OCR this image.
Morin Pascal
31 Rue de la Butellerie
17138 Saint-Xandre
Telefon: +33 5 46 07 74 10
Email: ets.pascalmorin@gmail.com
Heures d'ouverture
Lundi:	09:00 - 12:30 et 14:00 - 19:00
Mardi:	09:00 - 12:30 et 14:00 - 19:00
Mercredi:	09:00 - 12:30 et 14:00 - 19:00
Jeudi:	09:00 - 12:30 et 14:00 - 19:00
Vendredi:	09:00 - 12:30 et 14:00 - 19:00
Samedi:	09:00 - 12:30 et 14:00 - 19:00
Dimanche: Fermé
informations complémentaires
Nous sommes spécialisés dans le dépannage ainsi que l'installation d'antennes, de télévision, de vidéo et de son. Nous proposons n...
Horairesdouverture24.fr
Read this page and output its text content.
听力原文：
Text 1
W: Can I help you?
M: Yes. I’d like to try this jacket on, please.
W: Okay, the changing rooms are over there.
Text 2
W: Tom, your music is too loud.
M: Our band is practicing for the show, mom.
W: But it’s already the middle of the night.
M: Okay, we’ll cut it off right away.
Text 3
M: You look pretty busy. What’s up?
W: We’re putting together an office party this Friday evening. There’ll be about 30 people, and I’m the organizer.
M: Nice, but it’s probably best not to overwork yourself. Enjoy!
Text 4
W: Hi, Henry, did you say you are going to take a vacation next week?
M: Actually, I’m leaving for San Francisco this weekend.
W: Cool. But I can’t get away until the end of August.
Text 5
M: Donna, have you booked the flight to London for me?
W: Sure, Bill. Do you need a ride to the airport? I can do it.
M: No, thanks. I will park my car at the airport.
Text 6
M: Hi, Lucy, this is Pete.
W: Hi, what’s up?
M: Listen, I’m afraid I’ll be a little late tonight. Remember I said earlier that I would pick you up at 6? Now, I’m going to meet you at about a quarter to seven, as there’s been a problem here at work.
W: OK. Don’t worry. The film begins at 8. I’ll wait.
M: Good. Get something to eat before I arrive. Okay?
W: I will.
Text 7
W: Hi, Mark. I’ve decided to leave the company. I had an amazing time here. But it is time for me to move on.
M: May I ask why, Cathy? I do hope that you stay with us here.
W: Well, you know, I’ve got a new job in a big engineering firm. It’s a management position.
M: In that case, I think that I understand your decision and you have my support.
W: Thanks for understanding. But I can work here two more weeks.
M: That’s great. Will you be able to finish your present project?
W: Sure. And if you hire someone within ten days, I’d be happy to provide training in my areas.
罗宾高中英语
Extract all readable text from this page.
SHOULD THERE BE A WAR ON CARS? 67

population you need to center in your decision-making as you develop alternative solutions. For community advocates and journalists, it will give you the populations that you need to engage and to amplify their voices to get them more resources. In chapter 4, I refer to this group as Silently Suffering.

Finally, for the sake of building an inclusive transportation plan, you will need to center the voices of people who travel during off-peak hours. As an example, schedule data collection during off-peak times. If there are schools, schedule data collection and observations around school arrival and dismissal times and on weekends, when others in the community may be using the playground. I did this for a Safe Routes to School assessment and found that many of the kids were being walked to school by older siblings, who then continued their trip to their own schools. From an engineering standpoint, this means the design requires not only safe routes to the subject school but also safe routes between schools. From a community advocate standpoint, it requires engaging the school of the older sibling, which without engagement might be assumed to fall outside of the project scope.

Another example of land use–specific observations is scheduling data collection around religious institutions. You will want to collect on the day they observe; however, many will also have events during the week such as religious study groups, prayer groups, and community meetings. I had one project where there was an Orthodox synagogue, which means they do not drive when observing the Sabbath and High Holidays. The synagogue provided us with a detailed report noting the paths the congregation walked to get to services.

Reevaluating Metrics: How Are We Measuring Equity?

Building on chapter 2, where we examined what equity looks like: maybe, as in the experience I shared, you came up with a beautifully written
--
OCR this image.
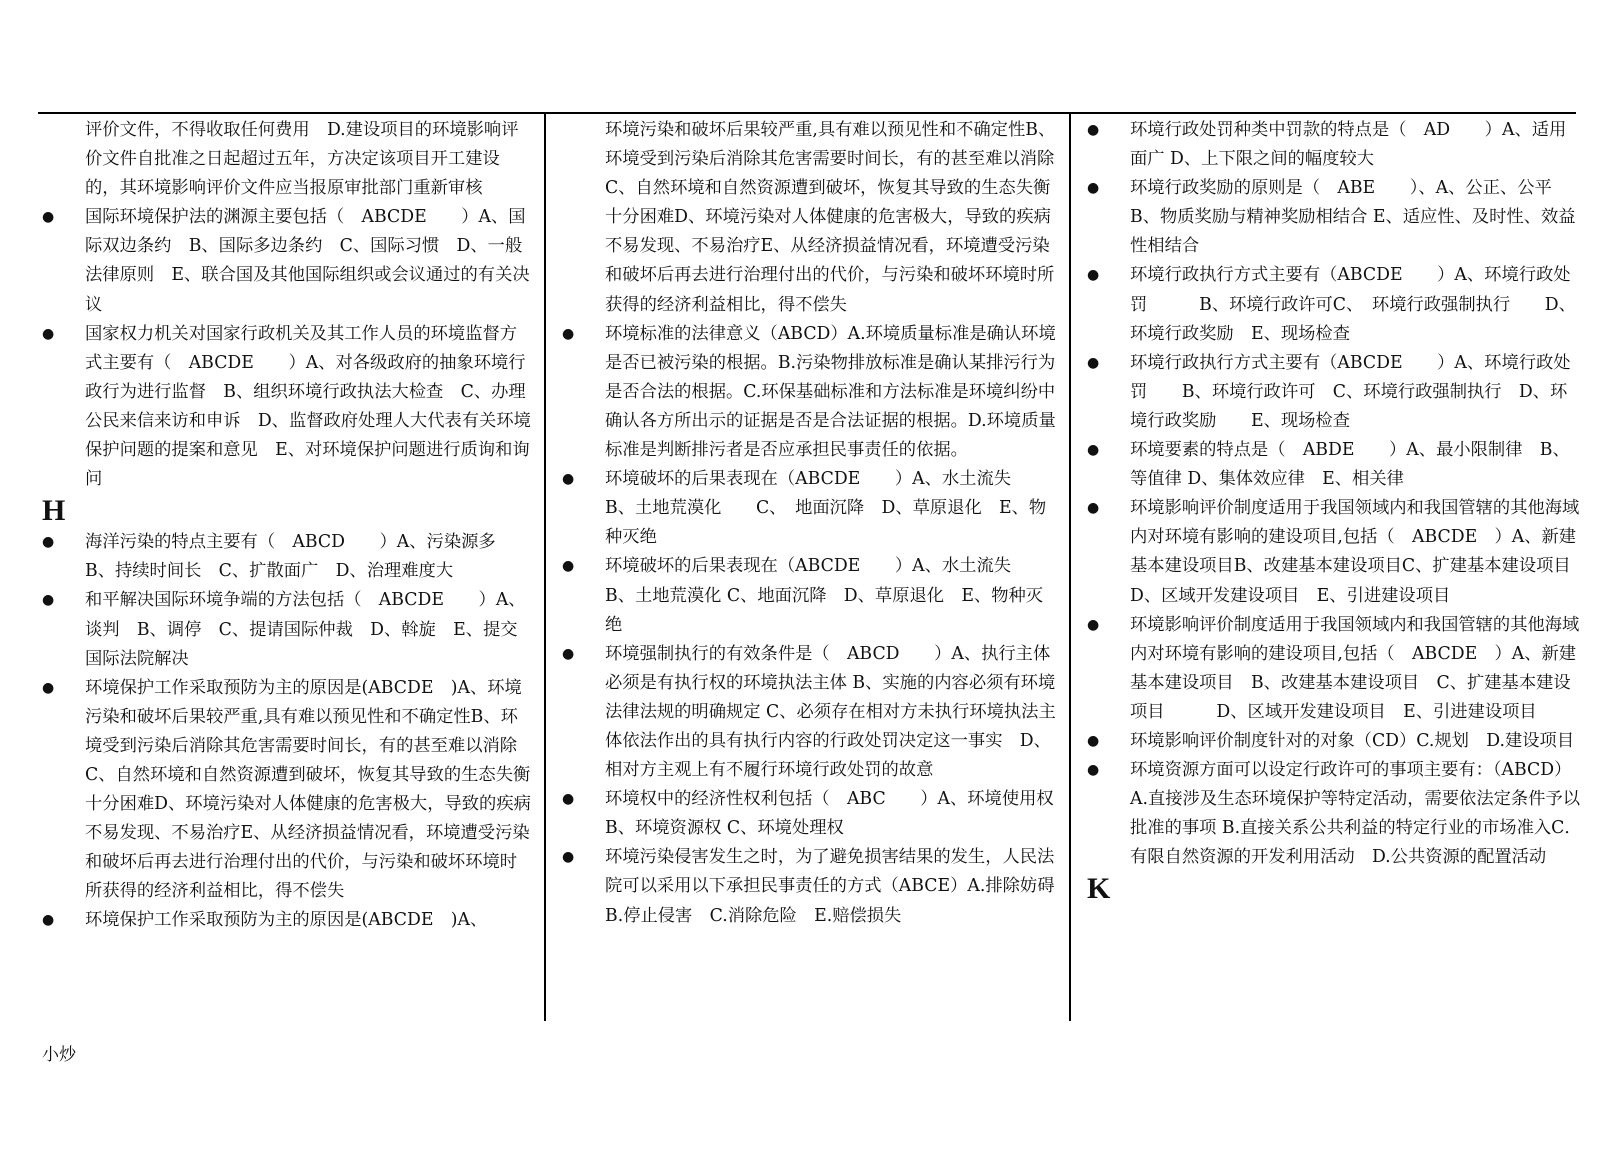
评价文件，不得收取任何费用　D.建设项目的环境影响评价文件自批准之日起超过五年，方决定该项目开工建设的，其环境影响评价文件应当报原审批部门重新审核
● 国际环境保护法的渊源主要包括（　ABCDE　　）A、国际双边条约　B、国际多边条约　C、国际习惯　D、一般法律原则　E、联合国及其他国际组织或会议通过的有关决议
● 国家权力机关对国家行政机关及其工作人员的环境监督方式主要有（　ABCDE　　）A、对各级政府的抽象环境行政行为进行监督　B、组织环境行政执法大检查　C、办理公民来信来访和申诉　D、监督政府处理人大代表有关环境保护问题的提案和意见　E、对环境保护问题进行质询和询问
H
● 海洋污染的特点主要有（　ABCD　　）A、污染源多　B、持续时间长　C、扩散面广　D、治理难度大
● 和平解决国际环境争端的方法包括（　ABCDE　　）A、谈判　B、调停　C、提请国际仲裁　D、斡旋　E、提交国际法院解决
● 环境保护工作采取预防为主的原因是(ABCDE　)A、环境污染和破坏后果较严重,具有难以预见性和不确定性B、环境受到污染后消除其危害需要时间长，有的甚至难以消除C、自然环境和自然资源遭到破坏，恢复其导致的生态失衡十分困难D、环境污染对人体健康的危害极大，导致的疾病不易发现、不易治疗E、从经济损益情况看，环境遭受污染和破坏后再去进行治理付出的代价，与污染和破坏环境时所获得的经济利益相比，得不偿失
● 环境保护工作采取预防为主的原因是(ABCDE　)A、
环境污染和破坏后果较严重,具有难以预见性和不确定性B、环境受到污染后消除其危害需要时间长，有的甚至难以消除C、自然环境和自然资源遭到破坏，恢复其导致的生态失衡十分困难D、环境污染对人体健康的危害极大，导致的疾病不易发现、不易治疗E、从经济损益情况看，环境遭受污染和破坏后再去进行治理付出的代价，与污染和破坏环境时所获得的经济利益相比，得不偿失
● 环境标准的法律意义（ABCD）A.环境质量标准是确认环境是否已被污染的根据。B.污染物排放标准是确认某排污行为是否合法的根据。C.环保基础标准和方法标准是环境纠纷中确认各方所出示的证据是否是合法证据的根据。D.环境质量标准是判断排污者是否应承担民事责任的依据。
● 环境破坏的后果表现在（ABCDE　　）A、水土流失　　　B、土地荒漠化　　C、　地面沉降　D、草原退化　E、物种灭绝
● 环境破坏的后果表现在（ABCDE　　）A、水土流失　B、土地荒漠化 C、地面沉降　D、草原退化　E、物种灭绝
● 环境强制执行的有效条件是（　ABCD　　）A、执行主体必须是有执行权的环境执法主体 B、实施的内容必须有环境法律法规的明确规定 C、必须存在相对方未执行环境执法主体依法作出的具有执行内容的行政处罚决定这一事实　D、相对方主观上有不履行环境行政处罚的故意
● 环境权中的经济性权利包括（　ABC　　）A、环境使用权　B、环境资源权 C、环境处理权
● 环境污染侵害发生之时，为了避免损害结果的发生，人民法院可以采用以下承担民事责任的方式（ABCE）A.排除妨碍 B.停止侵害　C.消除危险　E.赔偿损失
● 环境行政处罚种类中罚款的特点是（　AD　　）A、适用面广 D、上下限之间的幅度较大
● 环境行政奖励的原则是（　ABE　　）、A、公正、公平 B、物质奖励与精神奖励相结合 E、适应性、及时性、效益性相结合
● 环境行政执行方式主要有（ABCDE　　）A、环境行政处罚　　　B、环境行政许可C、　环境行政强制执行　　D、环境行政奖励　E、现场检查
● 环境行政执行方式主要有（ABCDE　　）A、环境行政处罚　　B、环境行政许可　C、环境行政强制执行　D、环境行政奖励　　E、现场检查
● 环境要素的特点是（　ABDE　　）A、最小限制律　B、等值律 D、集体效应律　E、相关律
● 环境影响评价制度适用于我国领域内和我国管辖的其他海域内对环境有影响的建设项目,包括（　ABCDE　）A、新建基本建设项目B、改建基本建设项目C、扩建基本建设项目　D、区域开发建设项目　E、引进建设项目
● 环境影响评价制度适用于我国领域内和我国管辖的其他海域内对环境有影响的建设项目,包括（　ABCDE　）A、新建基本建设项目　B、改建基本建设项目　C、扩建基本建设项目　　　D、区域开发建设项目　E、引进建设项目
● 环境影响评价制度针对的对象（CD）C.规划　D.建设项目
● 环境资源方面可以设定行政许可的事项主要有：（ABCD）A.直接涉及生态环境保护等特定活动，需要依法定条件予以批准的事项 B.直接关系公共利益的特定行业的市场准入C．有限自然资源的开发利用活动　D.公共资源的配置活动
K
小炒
==
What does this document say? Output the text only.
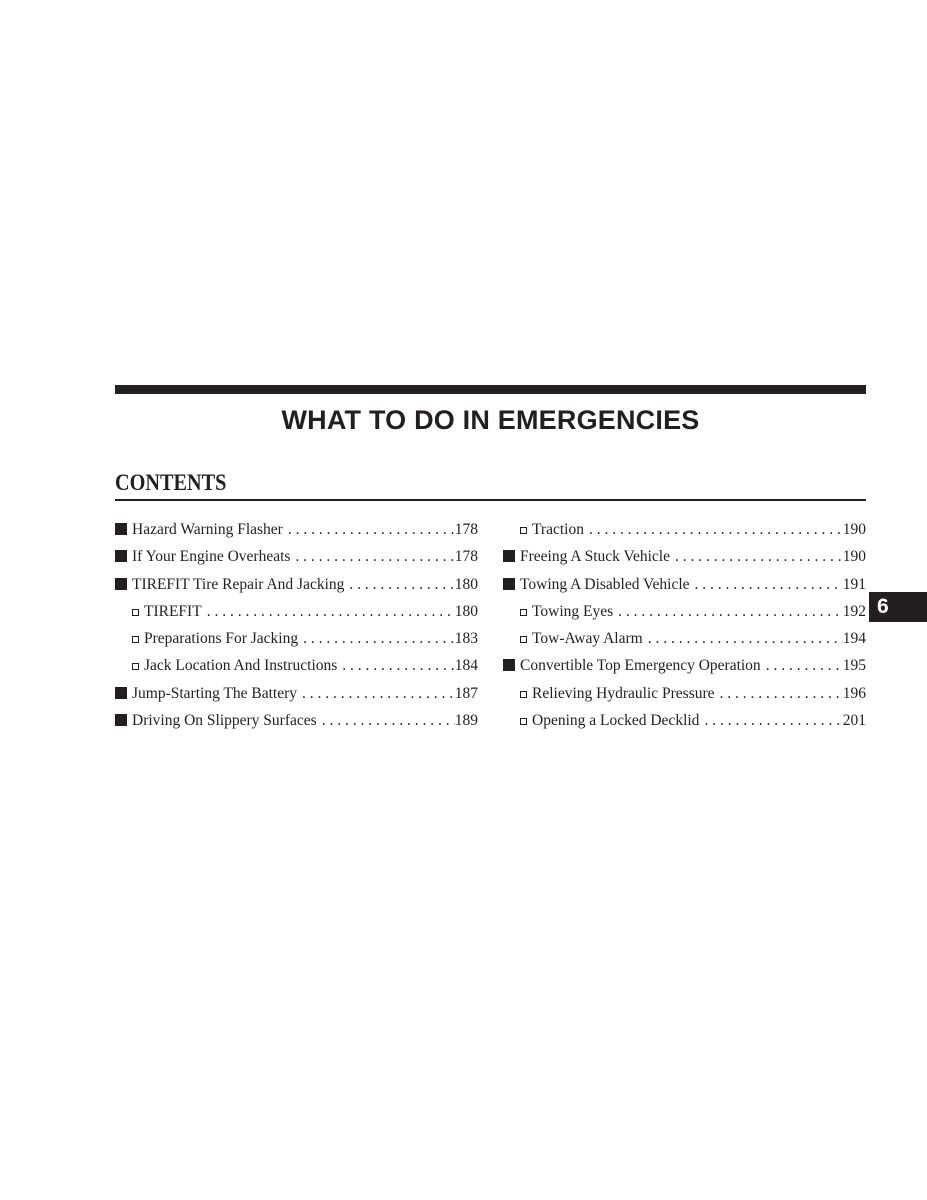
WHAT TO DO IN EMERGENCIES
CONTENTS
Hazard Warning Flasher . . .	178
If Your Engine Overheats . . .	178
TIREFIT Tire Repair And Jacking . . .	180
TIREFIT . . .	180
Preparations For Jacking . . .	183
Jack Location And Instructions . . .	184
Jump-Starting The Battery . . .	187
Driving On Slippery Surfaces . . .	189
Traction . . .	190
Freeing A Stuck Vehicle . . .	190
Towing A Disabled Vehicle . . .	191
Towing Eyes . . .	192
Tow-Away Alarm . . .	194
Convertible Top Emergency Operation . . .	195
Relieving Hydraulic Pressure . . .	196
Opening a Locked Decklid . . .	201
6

#### REQUIRED TASK:
Count every line in the entries above where the word "物种灭绝" appears; respond with the number alone.

#### RESPONSE:
2